◆ **Problem description**
Retype each line exactly. Skip images.

Stored data
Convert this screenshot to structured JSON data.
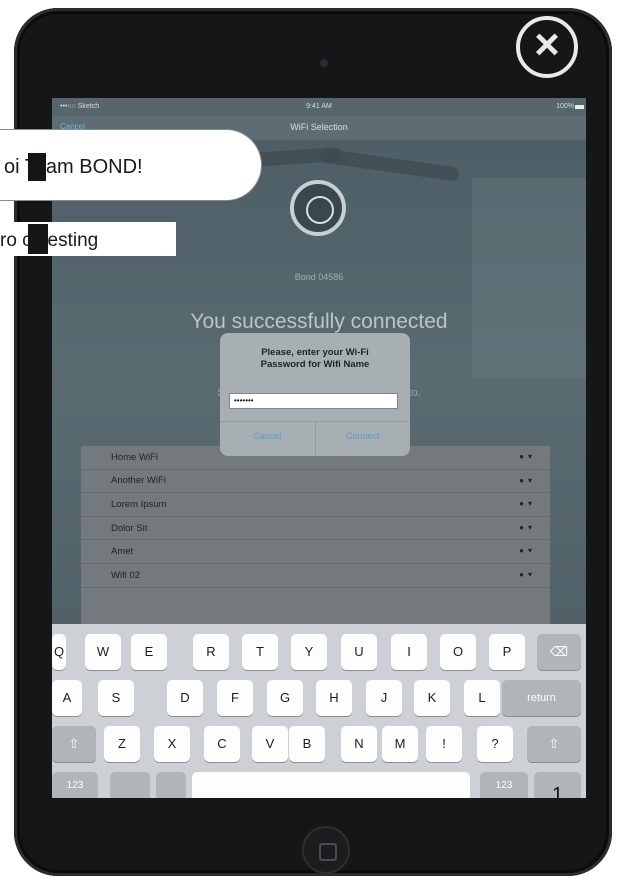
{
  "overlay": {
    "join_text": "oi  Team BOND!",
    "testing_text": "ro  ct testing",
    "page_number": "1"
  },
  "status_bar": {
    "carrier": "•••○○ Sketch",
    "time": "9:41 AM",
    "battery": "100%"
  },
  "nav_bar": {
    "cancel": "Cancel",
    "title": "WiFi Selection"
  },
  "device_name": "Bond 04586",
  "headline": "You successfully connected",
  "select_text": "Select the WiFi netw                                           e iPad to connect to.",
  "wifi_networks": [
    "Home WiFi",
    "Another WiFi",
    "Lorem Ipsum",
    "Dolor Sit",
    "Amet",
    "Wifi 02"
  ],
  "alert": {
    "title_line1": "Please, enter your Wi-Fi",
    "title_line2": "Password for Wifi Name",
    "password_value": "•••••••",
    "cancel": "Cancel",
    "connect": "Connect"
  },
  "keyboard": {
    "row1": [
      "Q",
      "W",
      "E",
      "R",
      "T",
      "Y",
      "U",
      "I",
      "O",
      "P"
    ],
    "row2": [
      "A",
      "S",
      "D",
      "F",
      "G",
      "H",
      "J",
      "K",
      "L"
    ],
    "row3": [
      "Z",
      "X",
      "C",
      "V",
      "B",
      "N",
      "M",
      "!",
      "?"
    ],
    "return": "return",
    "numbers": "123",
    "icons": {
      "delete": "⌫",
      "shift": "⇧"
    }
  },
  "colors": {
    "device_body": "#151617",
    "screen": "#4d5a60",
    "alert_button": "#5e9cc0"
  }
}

◆ **Task answer**
Convert this screenshot to structured JSON data.
{
  "overlay": {
    "join_text": "oi  Team BOND!",
    "testing_text": "ro  ct testing",
    "page_number": "1"
  },
  "status_bar": {
    "carrier": "•••○○ Sketch",
    "time": "9:41 AM",
    "battery": "100%"
  },
  "nav_bar": {
    "cancel": "Cancel",
    "title": "WiFi Selection"
  },
  "device_name": "Bond 04586",
  "headline": "You successfully connected",
  "select_text": "Select the WiFi netw                                           e iPad to connect to.",
  "wifi_networks": [
    "Home WiFi",
    "Another WiFi",
    "Lorem Ipsum",
    "Dolor Sit",
    "Amet",
    "Wifi 02"
  ],
  "alert": {
    "title_line1": "Please, enter your Wi-Fi",
    "title_line2": "Password for Wifi Name",
    "password_value": "•••••••",
    "cancel": "Cancel",
    "connect": "Connect"
  },
  "keyboard": {
    "row1": [
      "Q",
      "W",
      "E",
      "R",
      "T",
      "Y",
      "U",
      "I",
      "O",
      "P"
    ],
    "row2": [
      "A",
      "S",
      "D",
      "F",
      "G",
      "H",
      "J",
      "K",
      "L"
    ],
    "row3": [
      "Z",
      "X",
      "C",
      "V",
      "B",
      "N",
      "M",
      "!",
      "?"
    ],
    "return": "return",
    "numbers": "123",
    "icons": {
      "delete": "⌫",
      "shift": "⇧"
    }
  },
  "colors": {
    "device_body": "#151617",
    "screen": "#4d5a60",
    "alert_button": "#5e9cc0"
  }
}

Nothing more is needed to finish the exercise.